This may be one of the hardest posts I've ever had to write *tear falls*
Okay, not really. But, it is one that's pretty embarrassing. At least in retrospect.
Everyone has something that they prefer not to talk about or at least have mixed feelings over. For an author, it's often some of their first, worst (or both) stories. For me, it's this:
Beautiful cover (done by my very talented photographer mother) for a very...story.
This story is not quite the bane of my existence, but it's fairly close. A lot of people I knew liked it - but I have the strange sense it's because they know that
I wrote it at
14. If you are one of the people who genuinely enjoyed it, know that I love you very much. But, I cannot say it's without its faults. At all. Or that it's original. At all.
Let's just say I don't have my little author daydreams about the characters from it anymore.
I will now enter into the prose of a very disturbed teenaged girl. Excuse me if it seems less poetic than it should be:
Once Upon a Time, I was 14 years old. I loved disaster movies and my hormones were beginning to explode. We went to Alaska that year, and while we sailed through the inside passage (a place filled with islands and trees) my cousin and I half joked as we fantasized about being trapped with hot actors on the Alaskan islands that surrounded us.

Entries from a dataset:
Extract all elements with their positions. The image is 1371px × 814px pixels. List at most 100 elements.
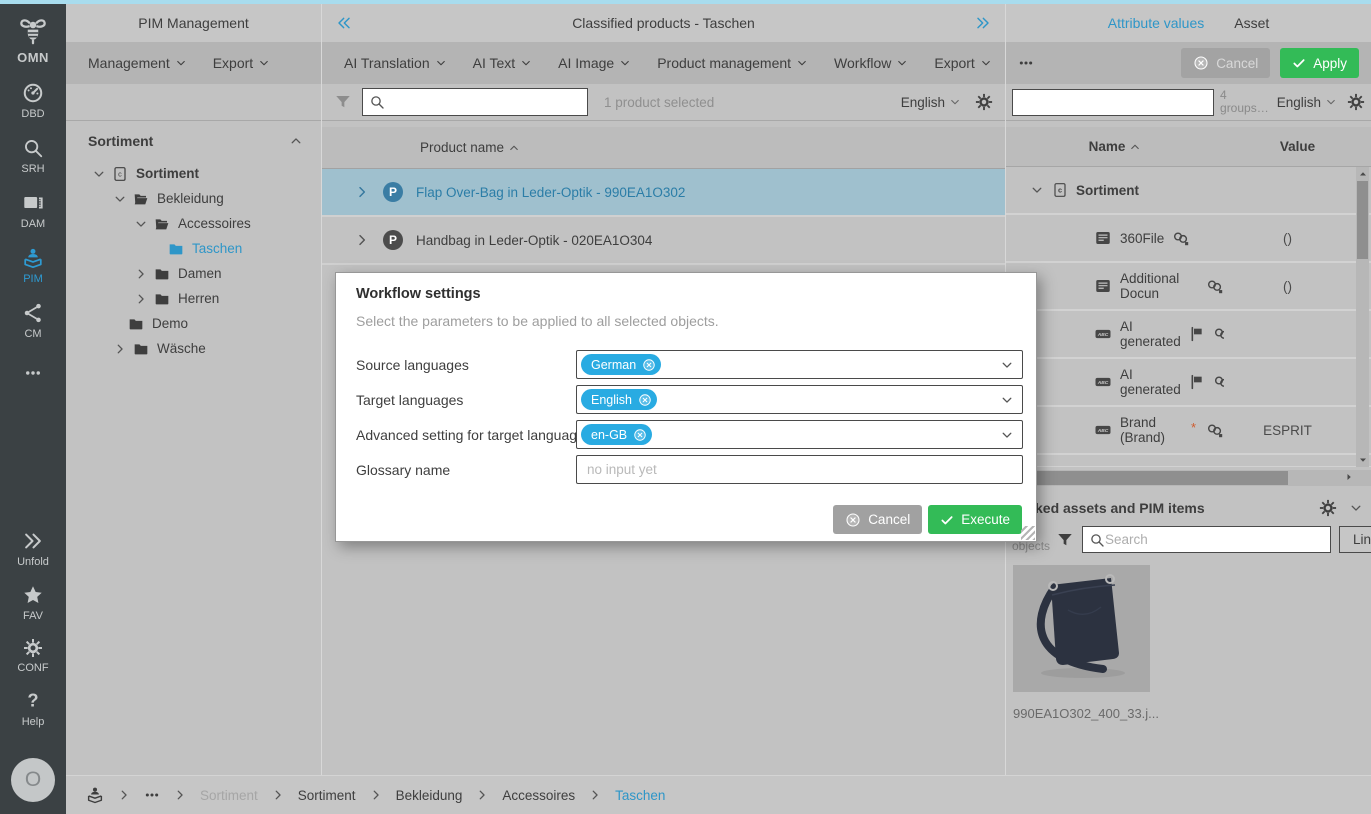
tree-item-bekleidung[interactable]: Bekleidung bbox=[66, 186, 321, 211]
chevron-down-icon[interactable] bbox=[1030, 183, 1044, 197]
sidebar-config-button[interactable]: CONF bbox=[17, 638, 48, 674]
apply-button[interactable]: Apply bbox=[1280, 48, 1359, 78]
collapse-section-icon[interactable] bbox=[289, 134, 303, 148]
chevron-right-icon[interactable] bbox=[354, 232, 370, 248]
sidebar-more-button[interactable] bbox=[24, 364, 42, 382]
menu-workflow[interactable]: Workflow bbox=[834, 55, 908, 71]
chevron-right-icon[interactable] bbox=[354, 184, 370, 200]
expand-right-icon[interactable] bbox=[975, 15, 991, 31]
unlink-icon[interactable] bbox=[1206, 421, 1224, 439]
remove-chip-icon[interactable] bbox=[638, 393, 652, 407]
product-row[interactable]: P Handbag in Leder-Optik - 020EA1O304 bbox=[322, 217, 1005, 265]
attribute-row[interactable]: AI generated bbox=[1006, 311, 1371, 359]
sidebar-unfold-button[interactable]: Unfold bbox=[17, 530, 49, 568]
tab-asset[interactable]: Asset bbox=[1234, 15, 1269, 31]
linked-search-input[interactable] bbox=[1105, 532, 1324, 547]
breadcrumb-item[interactable]: Accessoires bbox=[502, 788, 575, 803]
attribute-group-row[interactable]: Sortiment bbox=[1006, 167, 1371, 215]
filter-funnel-icon[interactable] bbox=[334, 93, 352, 111]
product-table-header[interactable]: Product name bbox=[322, 127, 1005, 169]
menu-export-center[interactable]: Export bbox=[934, 55, 991, 71]
collapse-left-icon[interactable] bbox=[336, 15, 352, 31]
cancel-button[interactable]: Cancel bbox=[1181, 48, 1270, 78]
tree-item-herren[interactable]: Herren bbox=[66, 286, 321, 311]
dialog-cancel-button[interactable]: Cancel bbox=[833, 505, 922, 534]
name-column-header[interactable]: Name bbox=[1006, 139, 1224, 154]
vertical-scrollbar[interactable] bbox=[1356, 167, 1369, 467]
sidebar-help-button[interactable]: ? Help bbox=[22, 690, 45, 728]
sidebar-item-pim[interactable]: PIM bbox=[22, 247, 44, 285]
flag-icon[interactable] bbox=[1189, 374, 1205, 390]
value-column-header[interactable]: Value bbox=[1224, 139, 1371, 154]
attribute-search-input[interactable] bbox=[1019, 95, 1207, 110]
dialog-execute-button[interactable]: Execute bbox=[928, 505, 1022, 534]
unlink-icon[interactable] bbox=[1172, 229, 1190, 247]
product-search-input[interactable] bbox=[385, 95, 581, 110]
breadcrumb-item[interactable]: Sortiment bbox=[200, 788, 258, 803]
sidebar-item-cm[interactable]: CM bbox=[22, 302, 44, 340]
scroll-right-icon[interactable] bbox=[1343, 471, 1355, 483]
sidebar-item-dbd[interactable]: DBD bbox=[21, 82, 44, 120]
chevron-down-icon[interactable] bbox=[1349, 501, 1363, 515]
menu-ai-translation[interactable]: AI Translation bbox=[344, 55, 447, 71]
remove-chip-icon[interactable] bbox=[633, 428, 647, 442]
sidebar-item-dam[interactable]: DAM bbox=[21, 192, 45, 230]
target-languages-select[interactable]: English bbox=[576, 385, 1023, 414]
scrollbar-thumb[interactable] bbox=[1008, 471, 1288, 485]
tree-item-damen[interactable]: Damen bbox=[66, 261, 321, 286]
chevron-right-icon[interactable] bbox=[113, 342, 127, 356]
omn-logo[interactable]: OMN bbox=[16, 14, 50, 65]
menu-ai-text[interactable]: AI Text bbox=[473, 55, 533, 71]
advanced-target-language-select[interactable]: en-GB bbox=[576, 420, 1023, 449]
tree-section-header[interactable]: Sortiment bbox=[66, 121, 321, 161]
remove-chip-icon[interactable] bbox=[642, 358, 656, 372]
chevron-down-icon[interactable] bbox=[1000, 393, 1014, 407]
breadcrumb-item[interactable]: Sortiment bbox=[298, 788, 356, 803]
tab-attribute-values[interactable]: Attribute values bbox=[1108, 15, 1205, 31]
tree-item-sortiment[interactable]: Sortiment bbox=[66, 161, 321, 186]
unlink-icon[interactable] bbox=[1206, 277, 1224, 295]
menu-product-management[interactable]: Product management bbox=[657, 55, 808, 71]
attribute-row[interactable]: AI generated bbox=[1006, 359, 1371, 407]
menu-export[interactable]: Export bbox=[213, 55, 270, 71]
product-row[interactable]: P Flap Over-Bag in Leder-Optik - 990EA1O… bbox=[322, 169, 1005, 217]
linked-asset-card[interactable]: 990EA1O302_400_33.j... bbox=[1013, 565, 1150, 721]
chevron-down-icon[interactable] bbox=[1000, 358, 1014, 372]
source-languages-select[interactable]: German bbox=[576, 350, 1023, 379]
glossary-name-input[interactable] bbox=[576, 455, 1023, 484]
tree-item-waesche[interactable]: Wäsche bbox=[66, 336, 321, 361]
chevron-right-icon[interactable] bbox=[134, 267, 148, 281]
sidebar-favorites-button[interactable]: FAV bbox=[22, 584, 44, 622]
filter-funnel-icon[interactable] bbox=[1056, 531, 1074, 549]
attribute-row[interactable]: Additional Docun () bbox=[1006, 263, 1371, 311]
tree-item-taschen[interactable]: Taschen bbox=[66, 236, 321, 261]
horizontal-scrollbar[interactable] bbox=[1006, 470, 1371, 486]
tree-item-demo[interactable]: Demo bbox=[66, 311, 321, 336]
breadcrumb-ellipsis[interactable] bbox=[144, 787, 160, 803]
language-select-right[interactable]: English bbox=[1277, 95, 1337, 110]
breadcrumb-item[interactable]: Bekleidung bbox=[396, 788, 463, 803]
scroll-down-icon[interactable] bbox=[1357, 454, 1369, 466]
unlink-icon[interactable] bbox=[1213, 373, 1224, 391]
gear-icon[interactable] bbox=[975, 93, 993, 111]
link-button[interactable]: Lin bbox=[1339, 526, 1371, 553]
chevron-down-icon[interactable] bbox=[134, 217, 148, 231]
chevron-down-icon[interactable] bbox=[1000, 428, 1014, 442]
menu-management[interactable]: Management bbox=[88, 55, 187, 71]
unlink-icon[interactable] bbox=[1213, 325, 1224, 343]
gear-icon[interactable] bbox=[1319, 499, 1337, 517]
more-menu-icon[interactable] bbox=[1018, 55, 1034, 71]
flag-icon[interactable] bbox=[1189, 326, 1205, 342]
menu-ai-image[interactable]: AI Image bbox=[558, 55, 631, 71]
gear-icon[interactable] bbox=[1347, 93, 1365, 111]
attribute-row[interactable]: 360File () bbox=[1006, 215, 1371, 263]
breadcrumb-item-current[interactable]: Taschen bbox=[615, 788, 665, 803]
chevron-down-icon[interactable] bbox=[113, 192, 127, 206]
language-select-center[interactable]: English bbox=[901, 95, 961, 110]
sidebar-item-srh[interactable]: SRH bbox=[21, 137, 44, 175]
user-avatar[interactable]: O bbox=[11, 758, 55, 802]
resize-grip[interactable] bbox=[1021, 526, 1035, 540]
scroll-up-icon[interactable] bbox=[1357, 168, 1369, 180]
chevron-right-icon[interactable] bbox=[134, 292, 148, 306]
chevron-down-icon[interactable] bbox=[92, 167, 106, 181]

Work to complete.
1) According to the blog post about the author's teenage story, who made the story's cover?
2) Resume the blog post about the author's teenage story, picking up right after its final sentence.
The records have no connection to the blog post.

Outputs in order.
1) The author's mother, a talented photographer, made it.

2)
"I would choose Taylor Lautner," one of us said. "He wouldn't know how to survive, but we could at least hug each other until we died."
What does this have to do with Renegade? You'll see.
I was a very imaginative woman-child. I always had this fancy little daydream about traveling in the wilderness with some rugged, mysterious guy. I think I was watching a little too much Twilight at the time (never read the books, so you can't call me a Twi-hard). I honestly don't know where it came from...except hormones. I can hardly remember all of my inspiration. I just know I'm ashamed to associate myself with it.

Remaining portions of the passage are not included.